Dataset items
::::

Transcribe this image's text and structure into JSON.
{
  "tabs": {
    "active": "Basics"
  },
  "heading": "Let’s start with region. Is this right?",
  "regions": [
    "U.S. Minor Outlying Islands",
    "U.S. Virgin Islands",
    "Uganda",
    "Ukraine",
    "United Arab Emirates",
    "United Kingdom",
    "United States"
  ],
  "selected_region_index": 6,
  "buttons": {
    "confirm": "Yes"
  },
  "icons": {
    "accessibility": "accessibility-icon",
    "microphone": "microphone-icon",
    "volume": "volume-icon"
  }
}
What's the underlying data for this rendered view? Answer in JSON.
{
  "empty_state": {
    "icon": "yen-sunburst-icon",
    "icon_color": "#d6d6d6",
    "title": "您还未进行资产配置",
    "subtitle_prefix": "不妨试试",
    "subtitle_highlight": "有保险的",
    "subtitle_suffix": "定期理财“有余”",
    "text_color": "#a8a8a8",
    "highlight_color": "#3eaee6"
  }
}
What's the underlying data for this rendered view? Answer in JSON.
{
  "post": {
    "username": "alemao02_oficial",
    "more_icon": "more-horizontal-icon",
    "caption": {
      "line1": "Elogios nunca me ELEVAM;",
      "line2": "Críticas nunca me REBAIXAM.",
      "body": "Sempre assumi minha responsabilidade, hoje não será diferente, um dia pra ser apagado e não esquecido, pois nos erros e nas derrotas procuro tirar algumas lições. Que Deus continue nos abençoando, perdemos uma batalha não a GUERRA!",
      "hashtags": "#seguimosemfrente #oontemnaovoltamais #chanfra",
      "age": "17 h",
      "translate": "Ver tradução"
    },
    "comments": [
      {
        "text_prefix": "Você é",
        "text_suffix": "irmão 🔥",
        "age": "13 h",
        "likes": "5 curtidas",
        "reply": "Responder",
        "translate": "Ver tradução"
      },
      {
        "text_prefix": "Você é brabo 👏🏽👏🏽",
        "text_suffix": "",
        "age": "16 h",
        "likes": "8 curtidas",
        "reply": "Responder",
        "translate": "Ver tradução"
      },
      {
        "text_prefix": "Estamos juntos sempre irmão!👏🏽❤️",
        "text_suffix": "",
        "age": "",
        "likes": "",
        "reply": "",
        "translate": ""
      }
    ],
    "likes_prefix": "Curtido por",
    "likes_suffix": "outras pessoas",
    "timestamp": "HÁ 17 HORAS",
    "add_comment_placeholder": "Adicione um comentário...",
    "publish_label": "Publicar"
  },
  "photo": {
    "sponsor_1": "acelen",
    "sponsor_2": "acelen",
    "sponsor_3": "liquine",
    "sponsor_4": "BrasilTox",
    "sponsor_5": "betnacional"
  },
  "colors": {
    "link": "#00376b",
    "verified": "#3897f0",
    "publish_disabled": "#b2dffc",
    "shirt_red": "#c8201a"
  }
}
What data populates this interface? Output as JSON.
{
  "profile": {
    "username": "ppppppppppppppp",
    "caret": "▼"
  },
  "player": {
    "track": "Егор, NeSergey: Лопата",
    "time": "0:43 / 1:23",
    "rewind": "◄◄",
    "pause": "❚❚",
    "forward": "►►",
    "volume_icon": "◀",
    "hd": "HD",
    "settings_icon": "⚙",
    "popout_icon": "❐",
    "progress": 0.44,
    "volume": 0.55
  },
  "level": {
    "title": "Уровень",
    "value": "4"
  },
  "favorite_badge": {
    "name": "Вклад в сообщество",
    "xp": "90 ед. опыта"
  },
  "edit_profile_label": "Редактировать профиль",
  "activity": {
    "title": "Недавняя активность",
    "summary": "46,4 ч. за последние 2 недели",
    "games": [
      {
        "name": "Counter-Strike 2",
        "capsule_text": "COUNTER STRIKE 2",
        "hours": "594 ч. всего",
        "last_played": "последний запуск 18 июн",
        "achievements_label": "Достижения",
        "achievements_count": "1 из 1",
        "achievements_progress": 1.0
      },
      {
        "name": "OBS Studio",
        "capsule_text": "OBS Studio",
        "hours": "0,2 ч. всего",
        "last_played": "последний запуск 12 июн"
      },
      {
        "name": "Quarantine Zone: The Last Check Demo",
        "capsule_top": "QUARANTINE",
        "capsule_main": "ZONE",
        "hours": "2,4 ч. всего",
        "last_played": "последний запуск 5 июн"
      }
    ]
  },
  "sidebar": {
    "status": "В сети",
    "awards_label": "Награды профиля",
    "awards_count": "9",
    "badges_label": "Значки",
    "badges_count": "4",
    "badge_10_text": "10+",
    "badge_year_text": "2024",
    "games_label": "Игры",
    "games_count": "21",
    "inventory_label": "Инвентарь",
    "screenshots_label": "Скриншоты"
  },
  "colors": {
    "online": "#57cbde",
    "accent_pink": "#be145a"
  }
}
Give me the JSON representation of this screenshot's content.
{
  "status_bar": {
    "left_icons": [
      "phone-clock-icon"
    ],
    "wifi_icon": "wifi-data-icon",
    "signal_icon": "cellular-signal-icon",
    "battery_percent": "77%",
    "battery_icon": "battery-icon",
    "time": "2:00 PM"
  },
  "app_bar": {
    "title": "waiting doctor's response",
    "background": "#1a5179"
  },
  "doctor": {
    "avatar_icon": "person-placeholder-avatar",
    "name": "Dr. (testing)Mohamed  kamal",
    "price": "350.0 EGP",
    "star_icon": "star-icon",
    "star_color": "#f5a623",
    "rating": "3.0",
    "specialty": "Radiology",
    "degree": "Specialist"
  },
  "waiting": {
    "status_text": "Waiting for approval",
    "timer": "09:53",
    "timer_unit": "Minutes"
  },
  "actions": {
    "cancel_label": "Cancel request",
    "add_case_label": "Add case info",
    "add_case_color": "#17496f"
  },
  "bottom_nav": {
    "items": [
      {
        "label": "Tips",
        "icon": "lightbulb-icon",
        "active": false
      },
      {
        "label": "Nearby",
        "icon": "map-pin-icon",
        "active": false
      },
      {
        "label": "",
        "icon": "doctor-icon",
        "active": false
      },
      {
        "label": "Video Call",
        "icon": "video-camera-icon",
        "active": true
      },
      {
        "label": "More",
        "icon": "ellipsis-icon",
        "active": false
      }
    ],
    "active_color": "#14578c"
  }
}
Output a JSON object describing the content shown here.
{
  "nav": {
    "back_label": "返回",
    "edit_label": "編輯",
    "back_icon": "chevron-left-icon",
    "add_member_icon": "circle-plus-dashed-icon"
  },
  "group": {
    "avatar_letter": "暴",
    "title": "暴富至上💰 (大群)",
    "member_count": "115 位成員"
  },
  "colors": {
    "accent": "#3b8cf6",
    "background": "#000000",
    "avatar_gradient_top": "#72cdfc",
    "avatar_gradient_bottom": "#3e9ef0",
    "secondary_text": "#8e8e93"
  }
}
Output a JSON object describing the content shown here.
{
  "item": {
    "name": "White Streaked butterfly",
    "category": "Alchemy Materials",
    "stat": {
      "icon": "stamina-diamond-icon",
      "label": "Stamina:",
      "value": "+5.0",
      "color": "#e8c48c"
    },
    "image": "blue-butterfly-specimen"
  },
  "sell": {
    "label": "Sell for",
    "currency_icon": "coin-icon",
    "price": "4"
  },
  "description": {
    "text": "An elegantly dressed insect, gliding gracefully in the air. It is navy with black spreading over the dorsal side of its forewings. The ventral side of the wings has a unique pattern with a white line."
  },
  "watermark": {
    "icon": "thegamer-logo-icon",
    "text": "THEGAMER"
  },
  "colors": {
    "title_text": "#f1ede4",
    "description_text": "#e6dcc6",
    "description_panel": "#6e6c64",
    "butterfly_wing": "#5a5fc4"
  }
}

::::

Your instructions:
Select and copy each line from the data that includes the word "nunca".

Answer to this exercise:
      "line1": "Elogios nunca me ELEVAM;",
      "line2": "Críticas nunca me REBAIXAM.",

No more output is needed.